* _Exercise directions_: Among the entries below, count the lines where the string "pojačana" occurs, and give only the number.

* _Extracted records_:
• • • • • • •
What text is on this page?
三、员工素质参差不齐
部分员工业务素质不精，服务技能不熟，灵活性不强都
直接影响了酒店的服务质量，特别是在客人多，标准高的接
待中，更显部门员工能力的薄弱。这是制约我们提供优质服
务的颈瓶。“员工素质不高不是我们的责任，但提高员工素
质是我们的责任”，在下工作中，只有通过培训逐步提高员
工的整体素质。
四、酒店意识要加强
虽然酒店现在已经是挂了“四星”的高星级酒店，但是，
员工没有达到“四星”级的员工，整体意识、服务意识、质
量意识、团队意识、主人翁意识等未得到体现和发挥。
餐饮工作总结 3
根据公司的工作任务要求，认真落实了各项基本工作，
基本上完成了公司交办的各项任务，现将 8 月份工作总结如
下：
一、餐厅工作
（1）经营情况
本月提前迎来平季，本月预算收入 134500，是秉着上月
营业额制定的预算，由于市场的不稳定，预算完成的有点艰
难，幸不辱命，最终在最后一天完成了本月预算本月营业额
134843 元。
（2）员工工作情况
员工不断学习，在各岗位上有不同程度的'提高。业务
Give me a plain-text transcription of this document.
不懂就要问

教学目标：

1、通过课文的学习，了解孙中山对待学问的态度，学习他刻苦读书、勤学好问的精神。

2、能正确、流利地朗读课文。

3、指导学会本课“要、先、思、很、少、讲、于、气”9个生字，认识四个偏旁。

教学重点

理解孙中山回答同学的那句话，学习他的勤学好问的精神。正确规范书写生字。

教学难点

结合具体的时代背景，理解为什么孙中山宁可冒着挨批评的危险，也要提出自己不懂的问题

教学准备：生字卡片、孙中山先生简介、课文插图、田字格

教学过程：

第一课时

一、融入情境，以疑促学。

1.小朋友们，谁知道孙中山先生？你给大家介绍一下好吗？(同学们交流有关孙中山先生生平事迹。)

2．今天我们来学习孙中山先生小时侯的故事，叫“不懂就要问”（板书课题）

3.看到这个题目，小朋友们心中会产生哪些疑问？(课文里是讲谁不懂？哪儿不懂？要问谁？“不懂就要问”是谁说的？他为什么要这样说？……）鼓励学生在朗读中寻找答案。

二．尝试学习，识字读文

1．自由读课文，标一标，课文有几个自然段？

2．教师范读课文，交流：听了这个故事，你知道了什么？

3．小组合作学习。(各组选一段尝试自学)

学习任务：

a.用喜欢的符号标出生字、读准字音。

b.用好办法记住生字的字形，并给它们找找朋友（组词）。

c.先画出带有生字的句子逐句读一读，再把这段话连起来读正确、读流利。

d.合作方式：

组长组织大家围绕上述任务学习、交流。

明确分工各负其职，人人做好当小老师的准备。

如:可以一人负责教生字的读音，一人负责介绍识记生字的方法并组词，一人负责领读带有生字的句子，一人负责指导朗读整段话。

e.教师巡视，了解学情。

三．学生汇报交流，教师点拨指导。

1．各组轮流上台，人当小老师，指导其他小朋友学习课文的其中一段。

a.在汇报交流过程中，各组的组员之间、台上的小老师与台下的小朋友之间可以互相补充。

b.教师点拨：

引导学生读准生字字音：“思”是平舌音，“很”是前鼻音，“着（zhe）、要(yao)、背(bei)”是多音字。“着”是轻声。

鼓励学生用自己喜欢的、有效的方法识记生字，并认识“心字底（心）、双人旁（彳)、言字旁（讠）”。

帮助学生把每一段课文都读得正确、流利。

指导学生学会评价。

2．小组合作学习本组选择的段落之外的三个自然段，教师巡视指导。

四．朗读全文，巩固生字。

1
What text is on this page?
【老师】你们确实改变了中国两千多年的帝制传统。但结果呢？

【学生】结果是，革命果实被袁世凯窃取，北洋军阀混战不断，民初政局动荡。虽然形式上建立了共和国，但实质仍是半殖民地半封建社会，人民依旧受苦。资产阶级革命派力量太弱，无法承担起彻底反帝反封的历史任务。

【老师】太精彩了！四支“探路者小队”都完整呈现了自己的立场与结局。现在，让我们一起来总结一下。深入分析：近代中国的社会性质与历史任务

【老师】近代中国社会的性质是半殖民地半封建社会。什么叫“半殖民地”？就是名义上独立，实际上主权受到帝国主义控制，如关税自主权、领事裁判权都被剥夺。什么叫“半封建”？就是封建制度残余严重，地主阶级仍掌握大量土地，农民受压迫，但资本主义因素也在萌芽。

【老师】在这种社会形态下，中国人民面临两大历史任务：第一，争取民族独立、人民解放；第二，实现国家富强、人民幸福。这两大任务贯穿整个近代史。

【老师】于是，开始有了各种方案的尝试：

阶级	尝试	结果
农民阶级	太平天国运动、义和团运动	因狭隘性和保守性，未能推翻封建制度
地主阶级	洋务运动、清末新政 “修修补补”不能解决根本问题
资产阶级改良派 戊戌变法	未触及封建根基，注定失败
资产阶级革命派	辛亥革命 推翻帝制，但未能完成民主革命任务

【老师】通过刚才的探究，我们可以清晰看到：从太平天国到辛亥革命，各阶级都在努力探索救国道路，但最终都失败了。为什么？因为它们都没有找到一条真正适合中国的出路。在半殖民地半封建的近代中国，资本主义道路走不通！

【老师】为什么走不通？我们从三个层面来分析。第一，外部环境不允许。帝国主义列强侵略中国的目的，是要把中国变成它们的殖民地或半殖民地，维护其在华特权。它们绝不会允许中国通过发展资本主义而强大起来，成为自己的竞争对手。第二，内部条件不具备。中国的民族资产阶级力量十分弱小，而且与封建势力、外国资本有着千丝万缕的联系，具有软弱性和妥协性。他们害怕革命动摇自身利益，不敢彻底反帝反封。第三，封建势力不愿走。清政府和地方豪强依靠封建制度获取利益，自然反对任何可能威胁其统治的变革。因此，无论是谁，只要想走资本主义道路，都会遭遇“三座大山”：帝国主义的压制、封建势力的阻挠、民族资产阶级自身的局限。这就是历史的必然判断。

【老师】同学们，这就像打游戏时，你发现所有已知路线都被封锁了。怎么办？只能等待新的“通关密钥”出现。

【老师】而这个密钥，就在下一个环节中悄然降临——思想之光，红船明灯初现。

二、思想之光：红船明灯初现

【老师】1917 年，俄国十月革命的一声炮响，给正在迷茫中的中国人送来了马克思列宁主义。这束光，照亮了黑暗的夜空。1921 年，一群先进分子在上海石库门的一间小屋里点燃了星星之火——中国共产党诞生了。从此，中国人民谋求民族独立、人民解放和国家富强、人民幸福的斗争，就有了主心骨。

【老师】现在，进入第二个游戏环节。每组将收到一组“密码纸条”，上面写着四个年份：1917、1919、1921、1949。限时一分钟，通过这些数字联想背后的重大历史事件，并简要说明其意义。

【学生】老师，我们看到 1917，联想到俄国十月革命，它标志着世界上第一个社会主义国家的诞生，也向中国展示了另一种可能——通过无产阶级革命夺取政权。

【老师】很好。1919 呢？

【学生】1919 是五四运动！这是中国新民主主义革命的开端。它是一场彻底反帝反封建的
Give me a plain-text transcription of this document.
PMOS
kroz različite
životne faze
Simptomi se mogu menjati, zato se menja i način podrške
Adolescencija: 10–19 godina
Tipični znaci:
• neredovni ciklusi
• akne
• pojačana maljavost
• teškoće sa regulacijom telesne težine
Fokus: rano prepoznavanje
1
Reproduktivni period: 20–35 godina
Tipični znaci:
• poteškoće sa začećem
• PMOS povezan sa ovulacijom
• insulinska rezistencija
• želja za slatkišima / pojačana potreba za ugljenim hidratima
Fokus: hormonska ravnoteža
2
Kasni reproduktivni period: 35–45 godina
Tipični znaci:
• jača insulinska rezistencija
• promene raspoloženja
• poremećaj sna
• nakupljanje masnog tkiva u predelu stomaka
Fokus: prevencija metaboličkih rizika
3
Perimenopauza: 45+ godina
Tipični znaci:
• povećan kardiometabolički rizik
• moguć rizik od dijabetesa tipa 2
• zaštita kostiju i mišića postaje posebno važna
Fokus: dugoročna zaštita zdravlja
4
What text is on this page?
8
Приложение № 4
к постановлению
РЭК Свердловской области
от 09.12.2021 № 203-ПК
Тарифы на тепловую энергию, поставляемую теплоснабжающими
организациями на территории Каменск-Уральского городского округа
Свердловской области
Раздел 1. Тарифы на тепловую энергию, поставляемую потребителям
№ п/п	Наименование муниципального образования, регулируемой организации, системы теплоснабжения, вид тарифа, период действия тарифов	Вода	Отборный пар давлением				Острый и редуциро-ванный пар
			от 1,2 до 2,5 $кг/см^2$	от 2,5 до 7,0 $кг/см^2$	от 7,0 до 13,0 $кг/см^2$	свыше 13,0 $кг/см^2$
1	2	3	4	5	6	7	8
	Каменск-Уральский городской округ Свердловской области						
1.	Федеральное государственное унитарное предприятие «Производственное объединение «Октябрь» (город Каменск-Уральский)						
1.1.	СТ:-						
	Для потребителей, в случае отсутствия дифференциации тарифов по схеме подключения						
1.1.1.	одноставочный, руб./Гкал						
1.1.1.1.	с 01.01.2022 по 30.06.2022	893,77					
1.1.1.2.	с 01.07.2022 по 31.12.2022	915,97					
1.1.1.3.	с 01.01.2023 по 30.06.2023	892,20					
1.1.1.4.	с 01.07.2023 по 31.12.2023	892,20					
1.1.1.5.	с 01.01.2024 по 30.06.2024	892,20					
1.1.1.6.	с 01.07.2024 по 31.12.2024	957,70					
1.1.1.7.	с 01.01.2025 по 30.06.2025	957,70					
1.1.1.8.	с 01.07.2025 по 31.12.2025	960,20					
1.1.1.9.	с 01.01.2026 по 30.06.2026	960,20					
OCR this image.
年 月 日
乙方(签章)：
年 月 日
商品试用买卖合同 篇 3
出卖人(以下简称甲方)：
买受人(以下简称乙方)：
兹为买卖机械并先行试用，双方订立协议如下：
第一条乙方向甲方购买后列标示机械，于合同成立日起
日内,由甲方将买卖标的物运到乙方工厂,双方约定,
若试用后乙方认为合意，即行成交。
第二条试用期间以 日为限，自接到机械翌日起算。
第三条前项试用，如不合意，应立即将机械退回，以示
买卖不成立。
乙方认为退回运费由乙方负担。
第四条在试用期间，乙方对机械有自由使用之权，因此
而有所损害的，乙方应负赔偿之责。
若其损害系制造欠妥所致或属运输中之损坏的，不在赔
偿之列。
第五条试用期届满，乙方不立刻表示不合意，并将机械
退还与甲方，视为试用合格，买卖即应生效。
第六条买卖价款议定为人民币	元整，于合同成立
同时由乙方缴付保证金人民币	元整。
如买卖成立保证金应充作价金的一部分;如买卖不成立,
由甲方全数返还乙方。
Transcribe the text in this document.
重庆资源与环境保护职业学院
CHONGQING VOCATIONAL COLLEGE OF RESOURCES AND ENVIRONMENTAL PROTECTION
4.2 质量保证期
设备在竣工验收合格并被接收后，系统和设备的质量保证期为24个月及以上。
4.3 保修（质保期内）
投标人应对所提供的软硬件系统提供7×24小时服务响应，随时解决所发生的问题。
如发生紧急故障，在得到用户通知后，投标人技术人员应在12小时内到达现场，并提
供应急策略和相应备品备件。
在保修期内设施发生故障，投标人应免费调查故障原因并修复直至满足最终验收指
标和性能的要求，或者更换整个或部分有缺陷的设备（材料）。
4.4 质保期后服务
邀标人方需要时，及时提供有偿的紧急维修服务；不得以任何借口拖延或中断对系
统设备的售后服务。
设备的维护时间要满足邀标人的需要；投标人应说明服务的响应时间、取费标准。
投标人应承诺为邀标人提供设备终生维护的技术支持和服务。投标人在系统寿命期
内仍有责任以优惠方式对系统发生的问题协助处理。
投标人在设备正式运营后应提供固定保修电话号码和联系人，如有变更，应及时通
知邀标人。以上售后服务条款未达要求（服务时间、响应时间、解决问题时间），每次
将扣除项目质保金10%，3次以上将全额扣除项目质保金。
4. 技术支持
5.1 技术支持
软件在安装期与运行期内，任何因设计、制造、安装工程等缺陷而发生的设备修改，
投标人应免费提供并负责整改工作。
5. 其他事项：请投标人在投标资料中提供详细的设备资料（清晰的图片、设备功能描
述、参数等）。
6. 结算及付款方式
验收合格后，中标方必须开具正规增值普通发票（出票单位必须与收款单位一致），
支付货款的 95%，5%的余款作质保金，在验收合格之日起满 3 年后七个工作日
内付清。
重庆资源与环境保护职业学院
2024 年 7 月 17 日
• • • • • • •
* _Answer to this task_: 2